WRITTEN PROBLEM. Read the lines below. Copy out any that hold the string "JSON".

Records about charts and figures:
╭──

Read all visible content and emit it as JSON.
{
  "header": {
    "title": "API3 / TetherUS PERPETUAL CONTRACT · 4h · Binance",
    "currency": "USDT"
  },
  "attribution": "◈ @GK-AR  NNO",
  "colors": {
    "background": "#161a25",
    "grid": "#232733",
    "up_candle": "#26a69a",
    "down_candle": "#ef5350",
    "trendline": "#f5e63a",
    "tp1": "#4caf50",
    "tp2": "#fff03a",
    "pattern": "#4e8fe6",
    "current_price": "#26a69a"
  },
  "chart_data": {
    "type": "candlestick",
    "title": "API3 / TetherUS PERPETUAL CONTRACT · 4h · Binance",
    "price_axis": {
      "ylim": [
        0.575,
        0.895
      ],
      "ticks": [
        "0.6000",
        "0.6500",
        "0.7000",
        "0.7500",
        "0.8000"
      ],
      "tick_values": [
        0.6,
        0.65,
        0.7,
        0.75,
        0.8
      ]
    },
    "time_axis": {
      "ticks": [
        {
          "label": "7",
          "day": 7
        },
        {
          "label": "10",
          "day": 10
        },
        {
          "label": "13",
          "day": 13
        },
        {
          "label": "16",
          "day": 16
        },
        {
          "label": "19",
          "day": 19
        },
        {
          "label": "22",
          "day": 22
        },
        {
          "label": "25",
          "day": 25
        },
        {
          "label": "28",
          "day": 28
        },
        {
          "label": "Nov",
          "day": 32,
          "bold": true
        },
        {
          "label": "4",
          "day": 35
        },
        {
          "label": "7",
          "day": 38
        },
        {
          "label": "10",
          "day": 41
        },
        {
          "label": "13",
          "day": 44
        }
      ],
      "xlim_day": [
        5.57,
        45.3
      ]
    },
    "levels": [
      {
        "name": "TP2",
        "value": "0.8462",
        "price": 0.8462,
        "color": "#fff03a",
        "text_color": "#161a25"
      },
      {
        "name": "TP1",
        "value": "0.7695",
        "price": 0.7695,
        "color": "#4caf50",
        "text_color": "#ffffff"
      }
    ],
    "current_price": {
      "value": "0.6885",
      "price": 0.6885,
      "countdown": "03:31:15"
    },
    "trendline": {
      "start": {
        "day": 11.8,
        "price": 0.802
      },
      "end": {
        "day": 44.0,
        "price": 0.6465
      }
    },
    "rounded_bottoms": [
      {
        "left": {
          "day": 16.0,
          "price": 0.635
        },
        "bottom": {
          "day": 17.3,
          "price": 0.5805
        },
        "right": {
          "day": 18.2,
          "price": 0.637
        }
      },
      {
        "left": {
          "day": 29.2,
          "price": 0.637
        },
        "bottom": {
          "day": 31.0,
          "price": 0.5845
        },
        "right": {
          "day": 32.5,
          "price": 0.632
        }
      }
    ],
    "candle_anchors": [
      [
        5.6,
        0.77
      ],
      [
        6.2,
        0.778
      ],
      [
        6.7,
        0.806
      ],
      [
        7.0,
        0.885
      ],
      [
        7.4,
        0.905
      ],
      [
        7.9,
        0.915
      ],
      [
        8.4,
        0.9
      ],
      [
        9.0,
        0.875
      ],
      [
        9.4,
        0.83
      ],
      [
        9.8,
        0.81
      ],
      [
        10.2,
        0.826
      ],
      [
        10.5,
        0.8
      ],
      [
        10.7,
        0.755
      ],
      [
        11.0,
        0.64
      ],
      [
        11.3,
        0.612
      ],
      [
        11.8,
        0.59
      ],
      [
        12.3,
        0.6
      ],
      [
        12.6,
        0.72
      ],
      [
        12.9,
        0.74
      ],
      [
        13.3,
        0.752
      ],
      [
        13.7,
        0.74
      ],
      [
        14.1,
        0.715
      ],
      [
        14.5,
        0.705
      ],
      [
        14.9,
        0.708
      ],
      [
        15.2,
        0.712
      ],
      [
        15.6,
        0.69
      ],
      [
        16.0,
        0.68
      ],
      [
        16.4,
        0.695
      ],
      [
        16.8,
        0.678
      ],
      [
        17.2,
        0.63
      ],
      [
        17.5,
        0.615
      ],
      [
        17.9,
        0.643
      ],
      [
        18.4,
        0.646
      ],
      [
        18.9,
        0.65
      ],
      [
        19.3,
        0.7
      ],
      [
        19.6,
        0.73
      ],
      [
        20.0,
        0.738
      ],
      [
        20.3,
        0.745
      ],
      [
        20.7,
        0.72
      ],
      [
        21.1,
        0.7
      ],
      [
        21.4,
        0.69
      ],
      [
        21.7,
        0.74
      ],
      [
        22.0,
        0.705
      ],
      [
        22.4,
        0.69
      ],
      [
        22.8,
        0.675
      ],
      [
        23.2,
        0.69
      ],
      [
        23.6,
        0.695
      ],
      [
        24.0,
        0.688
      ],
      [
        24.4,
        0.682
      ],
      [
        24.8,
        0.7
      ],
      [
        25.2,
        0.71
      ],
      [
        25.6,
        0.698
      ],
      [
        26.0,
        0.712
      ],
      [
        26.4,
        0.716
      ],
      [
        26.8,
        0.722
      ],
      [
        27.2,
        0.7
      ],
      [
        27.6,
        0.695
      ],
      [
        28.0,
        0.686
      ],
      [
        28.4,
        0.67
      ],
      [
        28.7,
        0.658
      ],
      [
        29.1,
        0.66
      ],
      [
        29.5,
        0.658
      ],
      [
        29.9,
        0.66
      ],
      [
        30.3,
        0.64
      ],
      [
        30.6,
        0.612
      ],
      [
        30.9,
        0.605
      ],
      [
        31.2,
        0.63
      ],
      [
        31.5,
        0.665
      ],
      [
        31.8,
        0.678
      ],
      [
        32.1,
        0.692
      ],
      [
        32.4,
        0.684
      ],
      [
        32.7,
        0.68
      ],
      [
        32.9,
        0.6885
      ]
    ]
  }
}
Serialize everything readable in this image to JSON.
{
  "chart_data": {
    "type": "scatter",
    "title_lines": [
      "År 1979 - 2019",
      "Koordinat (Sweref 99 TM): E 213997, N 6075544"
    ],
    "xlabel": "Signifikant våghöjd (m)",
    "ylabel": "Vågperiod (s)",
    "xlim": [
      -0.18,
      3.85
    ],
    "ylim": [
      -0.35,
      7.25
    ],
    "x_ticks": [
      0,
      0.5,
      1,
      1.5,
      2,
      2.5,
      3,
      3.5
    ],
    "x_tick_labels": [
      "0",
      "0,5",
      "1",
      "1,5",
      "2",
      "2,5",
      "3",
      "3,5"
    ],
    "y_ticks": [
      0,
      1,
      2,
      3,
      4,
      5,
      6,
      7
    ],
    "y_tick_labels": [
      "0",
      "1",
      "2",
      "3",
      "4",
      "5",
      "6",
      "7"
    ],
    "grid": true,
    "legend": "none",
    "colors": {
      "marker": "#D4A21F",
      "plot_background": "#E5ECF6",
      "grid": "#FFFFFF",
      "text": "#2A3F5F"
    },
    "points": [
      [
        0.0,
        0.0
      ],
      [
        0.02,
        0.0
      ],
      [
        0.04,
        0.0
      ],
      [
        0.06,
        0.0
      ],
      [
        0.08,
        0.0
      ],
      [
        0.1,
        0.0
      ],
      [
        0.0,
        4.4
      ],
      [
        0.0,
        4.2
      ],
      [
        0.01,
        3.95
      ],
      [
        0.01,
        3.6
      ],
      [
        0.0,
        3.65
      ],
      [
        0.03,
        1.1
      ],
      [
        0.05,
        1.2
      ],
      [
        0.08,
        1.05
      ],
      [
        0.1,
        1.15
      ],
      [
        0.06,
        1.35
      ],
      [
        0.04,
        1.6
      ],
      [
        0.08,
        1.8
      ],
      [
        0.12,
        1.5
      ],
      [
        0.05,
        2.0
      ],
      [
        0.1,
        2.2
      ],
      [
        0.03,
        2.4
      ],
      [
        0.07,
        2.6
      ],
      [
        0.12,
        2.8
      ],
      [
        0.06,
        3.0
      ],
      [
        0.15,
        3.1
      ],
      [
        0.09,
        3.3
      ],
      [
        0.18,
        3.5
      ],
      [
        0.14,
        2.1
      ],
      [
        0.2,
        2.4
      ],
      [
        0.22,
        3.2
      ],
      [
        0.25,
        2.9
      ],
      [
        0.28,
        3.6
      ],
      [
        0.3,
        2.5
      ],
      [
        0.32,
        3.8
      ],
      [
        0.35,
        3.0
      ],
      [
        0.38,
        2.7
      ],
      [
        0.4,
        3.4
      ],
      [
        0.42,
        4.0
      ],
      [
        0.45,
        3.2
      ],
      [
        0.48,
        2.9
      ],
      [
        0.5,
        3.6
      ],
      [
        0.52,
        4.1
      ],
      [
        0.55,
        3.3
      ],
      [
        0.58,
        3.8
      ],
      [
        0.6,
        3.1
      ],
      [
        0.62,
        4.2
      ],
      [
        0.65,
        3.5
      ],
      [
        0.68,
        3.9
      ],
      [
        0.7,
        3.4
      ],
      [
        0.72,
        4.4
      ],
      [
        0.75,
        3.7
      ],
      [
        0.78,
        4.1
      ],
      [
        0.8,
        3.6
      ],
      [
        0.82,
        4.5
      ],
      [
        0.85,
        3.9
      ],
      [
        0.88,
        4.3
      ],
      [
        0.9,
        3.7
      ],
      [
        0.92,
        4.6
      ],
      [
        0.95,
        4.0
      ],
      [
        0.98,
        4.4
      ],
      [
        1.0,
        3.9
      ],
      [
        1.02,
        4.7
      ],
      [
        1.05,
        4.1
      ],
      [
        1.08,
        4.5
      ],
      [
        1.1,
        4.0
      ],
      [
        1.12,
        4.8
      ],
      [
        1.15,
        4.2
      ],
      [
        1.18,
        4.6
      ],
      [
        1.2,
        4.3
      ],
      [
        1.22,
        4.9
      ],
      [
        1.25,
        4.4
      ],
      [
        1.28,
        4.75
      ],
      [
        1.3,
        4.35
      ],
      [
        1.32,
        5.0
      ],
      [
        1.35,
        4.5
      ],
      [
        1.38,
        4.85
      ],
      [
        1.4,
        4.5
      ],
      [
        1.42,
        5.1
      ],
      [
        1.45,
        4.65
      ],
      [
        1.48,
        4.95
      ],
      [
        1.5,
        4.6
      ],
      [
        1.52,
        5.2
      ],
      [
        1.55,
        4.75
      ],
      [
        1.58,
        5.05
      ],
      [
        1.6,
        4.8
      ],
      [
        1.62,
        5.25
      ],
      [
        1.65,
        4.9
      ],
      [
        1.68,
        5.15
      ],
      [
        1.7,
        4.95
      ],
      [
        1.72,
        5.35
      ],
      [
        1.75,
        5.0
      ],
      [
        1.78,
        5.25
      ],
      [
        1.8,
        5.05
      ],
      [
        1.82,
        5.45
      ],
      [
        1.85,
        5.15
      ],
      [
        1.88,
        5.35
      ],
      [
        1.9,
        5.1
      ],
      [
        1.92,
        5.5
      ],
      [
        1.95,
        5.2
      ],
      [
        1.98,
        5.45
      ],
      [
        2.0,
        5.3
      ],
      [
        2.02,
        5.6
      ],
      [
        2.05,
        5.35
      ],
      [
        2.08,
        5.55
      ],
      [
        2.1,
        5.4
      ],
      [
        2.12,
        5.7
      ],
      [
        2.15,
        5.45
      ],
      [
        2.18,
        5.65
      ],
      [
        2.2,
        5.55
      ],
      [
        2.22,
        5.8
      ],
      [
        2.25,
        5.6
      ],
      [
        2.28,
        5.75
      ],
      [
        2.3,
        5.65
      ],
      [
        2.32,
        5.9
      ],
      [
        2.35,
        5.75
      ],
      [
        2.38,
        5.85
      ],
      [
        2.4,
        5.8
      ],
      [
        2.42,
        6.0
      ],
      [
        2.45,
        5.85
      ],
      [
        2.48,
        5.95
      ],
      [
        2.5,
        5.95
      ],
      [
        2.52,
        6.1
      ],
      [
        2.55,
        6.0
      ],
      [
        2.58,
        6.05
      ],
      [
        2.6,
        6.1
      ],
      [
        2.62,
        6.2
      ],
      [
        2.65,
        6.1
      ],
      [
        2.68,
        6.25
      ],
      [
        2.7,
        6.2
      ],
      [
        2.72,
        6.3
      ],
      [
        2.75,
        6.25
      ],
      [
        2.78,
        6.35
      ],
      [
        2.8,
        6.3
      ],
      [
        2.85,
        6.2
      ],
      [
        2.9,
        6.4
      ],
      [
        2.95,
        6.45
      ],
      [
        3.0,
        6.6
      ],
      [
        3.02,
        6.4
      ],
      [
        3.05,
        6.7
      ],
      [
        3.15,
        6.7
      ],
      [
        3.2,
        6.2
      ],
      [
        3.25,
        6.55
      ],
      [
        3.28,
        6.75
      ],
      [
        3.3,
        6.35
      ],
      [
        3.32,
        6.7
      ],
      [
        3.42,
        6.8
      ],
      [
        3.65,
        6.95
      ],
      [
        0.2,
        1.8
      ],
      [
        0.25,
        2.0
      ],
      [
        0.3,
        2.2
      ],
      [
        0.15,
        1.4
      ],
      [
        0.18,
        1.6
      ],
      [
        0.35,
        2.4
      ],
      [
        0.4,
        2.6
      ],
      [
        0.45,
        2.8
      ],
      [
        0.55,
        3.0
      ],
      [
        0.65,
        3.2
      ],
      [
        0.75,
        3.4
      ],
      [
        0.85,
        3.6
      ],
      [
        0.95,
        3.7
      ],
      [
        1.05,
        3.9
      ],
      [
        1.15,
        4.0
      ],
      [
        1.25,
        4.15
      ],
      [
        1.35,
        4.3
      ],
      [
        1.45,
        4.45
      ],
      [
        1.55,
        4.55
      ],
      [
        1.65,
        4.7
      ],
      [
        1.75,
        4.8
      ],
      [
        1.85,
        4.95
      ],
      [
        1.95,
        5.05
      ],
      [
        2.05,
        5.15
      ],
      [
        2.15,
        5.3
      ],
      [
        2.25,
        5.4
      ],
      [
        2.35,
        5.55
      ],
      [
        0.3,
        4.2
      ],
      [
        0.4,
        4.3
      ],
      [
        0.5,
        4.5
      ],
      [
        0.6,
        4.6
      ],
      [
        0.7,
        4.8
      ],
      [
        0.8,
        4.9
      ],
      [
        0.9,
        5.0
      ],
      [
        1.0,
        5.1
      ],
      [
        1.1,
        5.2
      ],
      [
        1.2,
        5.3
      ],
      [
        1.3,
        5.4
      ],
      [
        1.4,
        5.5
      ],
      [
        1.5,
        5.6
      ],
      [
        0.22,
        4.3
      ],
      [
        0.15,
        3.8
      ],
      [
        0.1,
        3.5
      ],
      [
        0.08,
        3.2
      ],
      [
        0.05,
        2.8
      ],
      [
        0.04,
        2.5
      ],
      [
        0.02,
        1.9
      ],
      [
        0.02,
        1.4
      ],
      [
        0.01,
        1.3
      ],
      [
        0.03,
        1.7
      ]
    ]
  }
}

╰──

TASK RESULT.
Read all visible content and emit it as JSON.
Serialize everything readable in this image to JSON.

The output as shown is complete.